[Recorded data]
────────────────

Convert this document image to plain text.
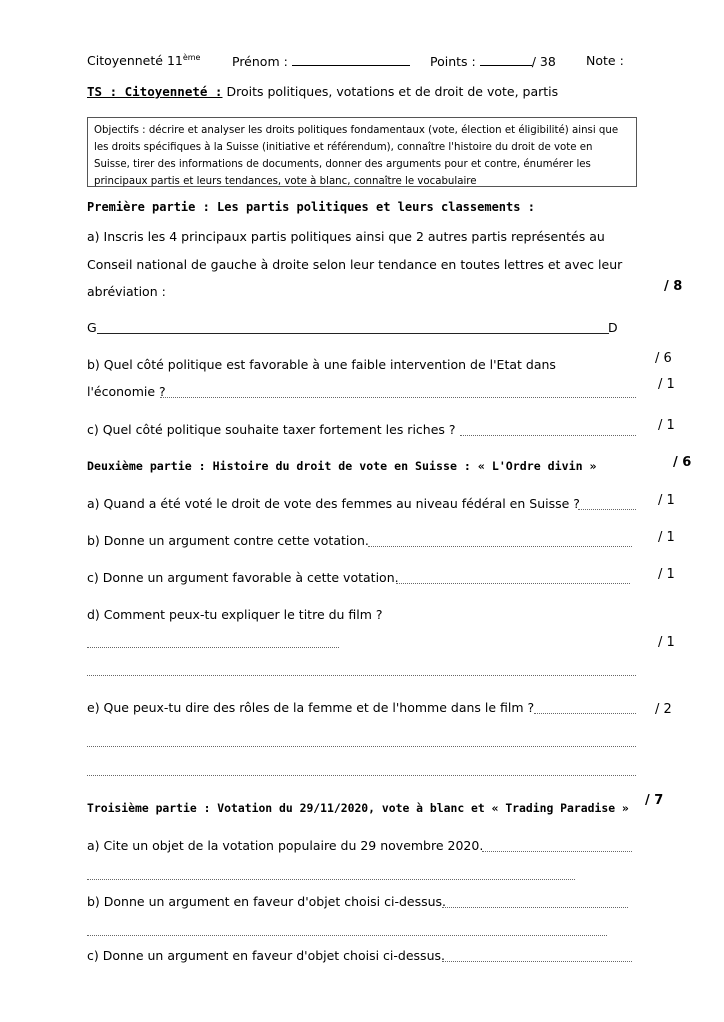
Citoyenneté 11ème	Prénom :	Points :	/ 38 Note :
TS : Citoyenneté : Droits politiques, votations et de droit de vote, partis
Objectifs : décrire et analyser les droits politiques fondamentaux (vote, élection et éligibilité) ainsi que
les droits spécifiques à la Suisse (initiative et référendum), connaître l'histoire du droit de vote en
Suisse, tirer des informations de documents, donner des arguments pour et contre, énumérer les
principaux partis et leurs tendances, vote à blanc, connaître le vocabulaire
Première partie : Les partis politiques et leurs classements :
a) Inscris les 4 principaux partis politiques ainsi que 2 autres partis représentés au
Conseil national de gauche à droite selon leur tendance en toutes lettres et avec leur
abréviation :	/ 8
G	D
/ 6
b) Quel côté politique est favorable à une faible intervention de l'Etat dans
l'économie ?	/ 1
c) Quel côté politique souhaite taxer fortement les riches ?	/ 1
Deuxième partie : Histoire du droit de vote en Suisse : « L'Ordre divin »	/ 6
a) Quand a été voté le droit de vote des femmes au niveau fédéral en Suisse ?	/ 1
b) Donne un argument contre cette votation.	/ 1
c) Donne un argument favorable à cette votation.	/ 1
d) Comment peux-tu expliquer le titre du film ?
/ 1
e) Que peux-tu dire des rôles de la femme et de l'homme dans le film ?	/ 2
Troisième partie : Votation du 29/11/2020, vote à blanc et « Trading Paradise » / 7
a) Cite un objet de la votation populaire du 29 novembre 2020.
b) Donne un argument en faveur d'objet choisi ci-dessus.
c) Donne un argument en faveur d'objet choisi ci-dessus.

────────────────

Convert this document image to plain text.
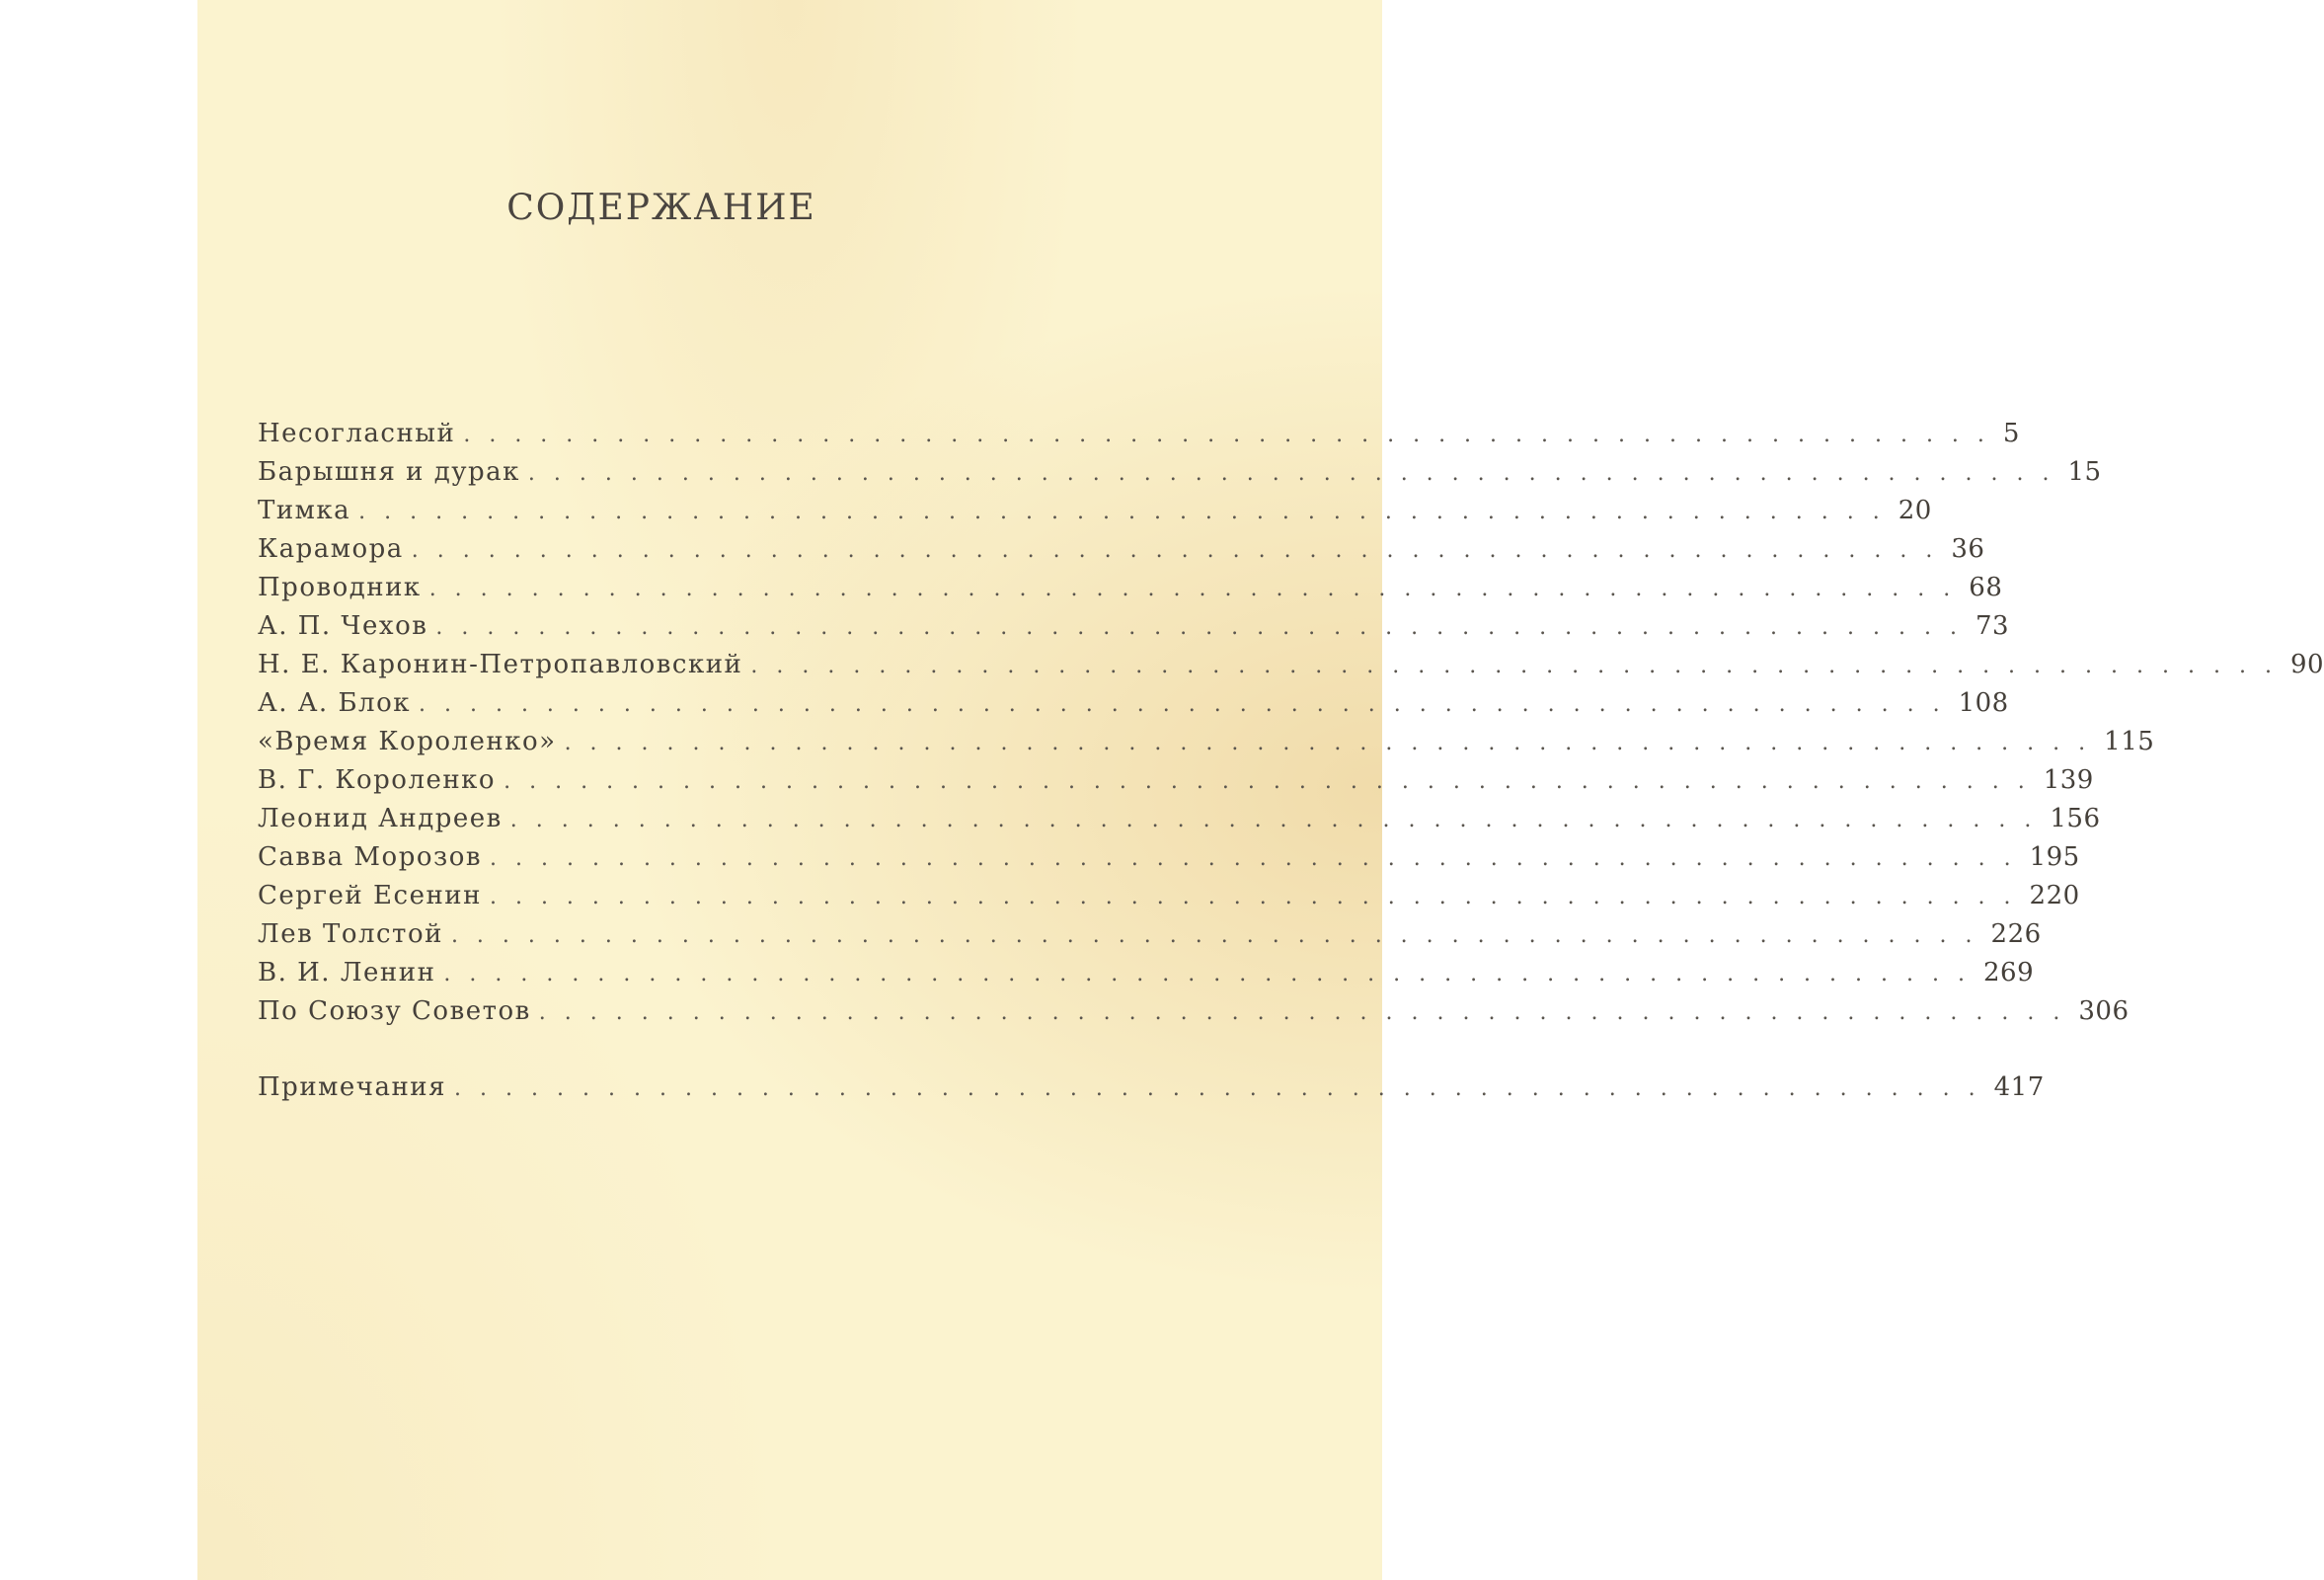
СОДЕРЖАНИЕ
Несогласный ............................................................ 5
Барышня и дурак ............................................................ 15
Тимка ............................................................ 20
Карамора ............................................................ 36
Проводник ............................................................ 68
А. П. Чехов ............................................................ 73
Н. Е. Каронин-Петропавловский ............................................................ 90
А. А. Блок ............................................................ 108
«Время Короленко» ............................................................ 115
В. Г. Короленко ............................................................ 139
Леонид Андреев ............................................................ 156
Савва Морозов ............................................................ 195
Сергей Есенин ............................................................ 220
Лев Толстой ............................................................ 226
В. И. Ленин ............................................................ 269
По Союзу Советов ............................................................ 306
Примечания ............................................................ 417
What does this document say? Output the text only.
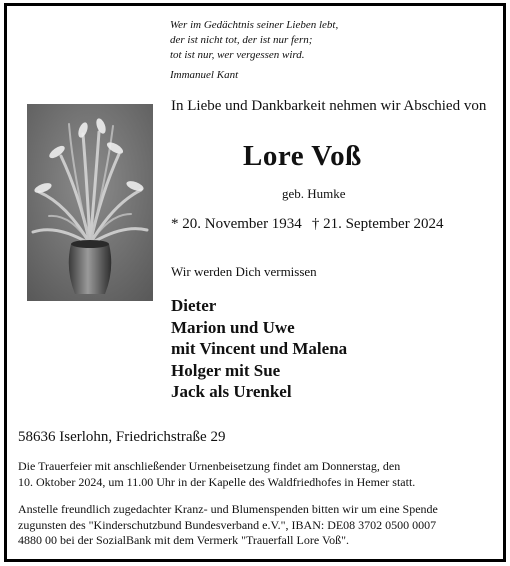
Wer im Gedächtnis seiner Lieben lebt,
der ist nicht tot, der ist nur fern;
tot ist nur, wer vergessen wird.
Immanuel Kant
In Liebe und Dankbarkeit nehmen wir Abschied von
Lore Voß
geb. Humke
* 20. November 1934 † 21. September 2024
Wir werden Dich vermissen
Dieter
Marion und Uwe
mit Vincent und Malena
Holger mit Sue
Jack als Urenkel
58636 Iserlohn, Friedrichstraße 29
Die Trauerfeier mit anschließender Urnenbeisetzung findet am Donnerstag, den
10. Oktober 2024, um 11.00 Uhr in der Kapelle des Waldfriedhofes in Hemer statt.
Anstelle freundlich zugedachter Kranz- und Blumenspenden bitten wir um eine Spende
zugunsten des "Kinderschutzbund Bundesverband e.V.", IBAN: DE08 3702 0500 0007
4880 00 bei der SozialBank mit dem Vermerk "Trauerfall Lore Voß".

────────────────

In the records above, find the lines containing "Quel" and copy them.

SOLVED PROBLEM:
b) Quel côté politique est favorable à une faible intervention de l'Etat dans
c) Quel côté politique souhaite taxer fortement les riches ?	/ 1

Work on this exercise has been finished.